---- TEXT PASSAGE

Nevertheless, Benjamin still maintains a close relationship with the JCC.
“When he has a moment, he enjoys coming to perform in our CenterStage Lunchtime Cabaret and talking to our young campers about his experiences,” Ms. Roberts said. “Recently he told them all about his ‘Sleeping Beauty,’ and sang beautiful portions of it.”
Ms. Lazarus said that Benjamin recently returned to the JCC “to prepare for a solo he was singing with the Portland Symphony Orchestra, as well as for an exciting film he recently completed, ‘Boy Choir,’ starring Dustin Hoffman, Kathy Bates, and Debra Winger, where he sings the voice of the lead character.”
Not only does Ms. Roberts have nice things to say about the young man, but she clearly appreciates the opera he has written.
“No matter how familiar the story, Benjy brings a very appealing and youthful sense to it – the beautiful princess who hopes to find a prince and an evil wise woman who casts a magic spell that makes a whole castle fall asleep,” she said. “The suspense rides on whether a prince can get there in time to save the kingdom, and whether he will really be the princess’s true love. It’s a rare and delightful opera for all ages.”
His opera, Benjamin said, “is definitely something for people of all ages.” Inspired by his own love of opera – particularly the works of Puccini, Strauss, and Britten – “my love for it made me want to write one.” He also wants to introduce other young people to the art form, exposing them to opera at an early age. That’s another reason he chose the JCC for the debut. “It’s got a lot of children and families,” he said. He hopes that by the time today’s children are his age, they’ll choose to attend operas and learn more about them.

--------

--- TASK ITEM ---
Name every composer whose works the article above gives as having inspired Benjamin's love of opera.

---- INFORMATION PROVIDED

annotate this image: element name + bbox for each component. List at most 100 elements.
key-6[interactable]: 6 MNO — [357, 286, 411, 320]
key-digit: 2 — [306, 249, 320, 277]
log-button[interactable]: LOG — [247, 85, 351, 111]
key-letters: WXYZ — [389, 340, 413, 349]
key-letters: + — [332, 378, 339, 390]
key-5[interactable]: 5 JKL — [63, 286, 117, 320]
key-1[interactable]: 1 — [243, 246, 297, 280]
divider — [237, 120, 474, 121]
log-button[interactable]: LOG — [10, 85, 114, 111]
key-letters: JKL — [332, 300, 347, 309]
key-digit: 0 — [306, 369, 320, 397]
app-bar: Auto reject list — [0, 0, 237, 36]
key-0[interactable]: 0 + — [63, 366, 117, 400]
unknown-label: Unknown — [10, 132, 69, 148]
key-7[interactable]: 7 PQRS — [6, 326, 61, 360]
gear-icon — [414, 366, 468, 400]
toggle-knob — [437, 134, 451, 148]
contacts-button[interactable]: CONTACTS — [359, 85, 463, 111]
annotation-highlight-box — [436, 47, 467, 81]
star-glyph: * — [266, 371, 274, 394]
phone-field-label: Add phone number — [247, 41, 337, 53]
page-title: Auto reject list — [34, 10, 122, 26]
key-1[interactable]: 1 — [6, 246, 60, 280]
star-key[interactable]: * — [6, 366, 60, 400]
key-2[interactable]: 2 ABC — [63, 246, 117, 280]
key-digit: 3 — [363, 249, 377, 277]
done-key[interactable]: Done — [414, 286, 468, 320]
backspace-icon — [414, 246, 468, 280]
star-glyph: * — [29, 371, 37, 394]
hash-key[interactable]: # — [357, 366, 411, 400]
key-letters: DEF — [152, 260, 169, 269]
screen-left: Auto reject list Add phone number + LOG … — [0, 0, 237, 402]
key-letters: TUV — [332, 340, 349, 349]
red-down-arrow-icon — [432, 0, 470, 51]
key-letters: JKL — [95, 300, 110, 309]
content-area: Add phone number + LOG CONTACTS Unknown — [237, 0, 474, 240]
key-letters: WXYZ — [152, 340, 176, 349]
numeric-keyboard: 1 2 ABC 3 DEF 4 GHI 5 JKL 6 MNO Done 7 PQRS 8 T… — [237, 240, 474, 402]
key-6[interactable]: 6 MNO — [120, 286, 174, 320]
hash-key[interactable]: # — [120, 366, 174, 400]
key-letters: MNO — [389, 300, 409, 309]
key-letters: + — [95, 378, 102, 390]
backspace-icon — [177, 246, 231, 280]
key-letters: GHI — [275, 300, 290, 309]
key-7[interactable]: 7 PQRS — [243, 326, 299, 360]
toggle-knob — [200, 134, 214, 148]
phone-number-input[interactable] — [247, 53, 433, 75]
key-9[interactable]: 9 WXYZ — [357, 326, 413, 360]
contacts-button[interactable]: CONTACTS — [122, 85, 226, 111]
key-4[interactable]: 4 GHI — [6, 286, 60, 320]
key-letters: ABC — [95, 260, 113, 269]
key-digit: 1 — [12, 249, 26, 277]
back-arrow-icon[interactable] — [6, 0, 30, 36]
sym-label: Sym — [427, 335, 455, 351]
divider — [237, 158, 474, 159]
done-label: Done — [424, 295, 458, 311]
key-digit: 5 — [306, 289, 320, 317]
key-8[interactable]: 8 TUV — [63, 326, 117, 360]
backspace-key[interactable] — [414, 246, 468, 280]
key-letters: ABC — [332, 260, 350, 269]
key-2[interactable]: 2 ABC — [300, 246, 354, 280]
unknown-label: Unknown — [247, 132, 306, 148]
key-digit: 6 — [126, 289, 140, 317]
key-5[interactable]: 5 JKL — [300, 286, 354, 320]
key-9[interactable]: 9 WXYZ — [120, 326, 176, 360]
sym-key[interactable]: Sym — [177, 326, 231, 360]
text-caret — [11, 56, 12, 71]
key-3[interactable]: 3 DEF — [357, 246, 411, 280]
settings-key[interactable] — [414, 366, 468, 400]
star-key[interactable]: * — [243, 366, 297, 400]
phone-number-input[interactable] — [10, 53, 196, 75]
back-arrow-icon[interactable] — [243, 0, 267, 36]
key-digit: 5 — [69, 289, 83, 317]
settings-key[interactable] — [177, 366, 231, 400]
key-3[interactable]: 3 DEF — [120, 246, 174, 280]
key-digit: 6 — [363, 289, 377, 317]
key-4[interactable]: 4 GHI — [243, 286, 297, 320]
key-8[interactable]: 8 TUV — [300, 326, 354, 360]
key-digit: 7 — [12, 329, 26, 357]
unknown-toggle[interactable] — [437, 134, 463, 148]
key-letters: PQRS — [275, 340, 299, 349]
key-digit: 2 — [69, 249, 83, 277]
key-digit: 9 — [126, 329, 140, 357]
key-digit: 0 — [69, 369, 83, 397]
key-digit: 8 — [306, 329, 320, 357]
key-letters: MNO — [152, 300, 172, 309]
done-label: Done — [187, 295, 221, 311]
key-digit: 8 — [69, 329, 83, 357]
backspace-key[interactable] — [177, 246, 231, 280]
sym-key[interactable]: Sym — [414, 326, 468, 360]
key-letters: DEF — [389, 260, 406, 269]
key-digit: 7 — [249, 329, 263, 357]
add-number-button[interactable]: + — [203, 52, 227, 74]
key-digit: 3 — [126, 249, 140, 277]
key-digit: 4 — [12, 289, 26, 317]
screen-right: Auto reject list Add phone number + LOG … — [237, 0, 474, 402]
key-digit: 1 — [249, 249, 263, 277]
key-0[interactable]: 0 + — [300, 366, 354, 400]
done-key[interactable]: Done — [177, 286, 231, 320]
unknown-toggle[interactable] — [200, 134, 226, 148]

--------

--- REPLY TO THE EXERCISE ---
Puccini, Strauss, Britten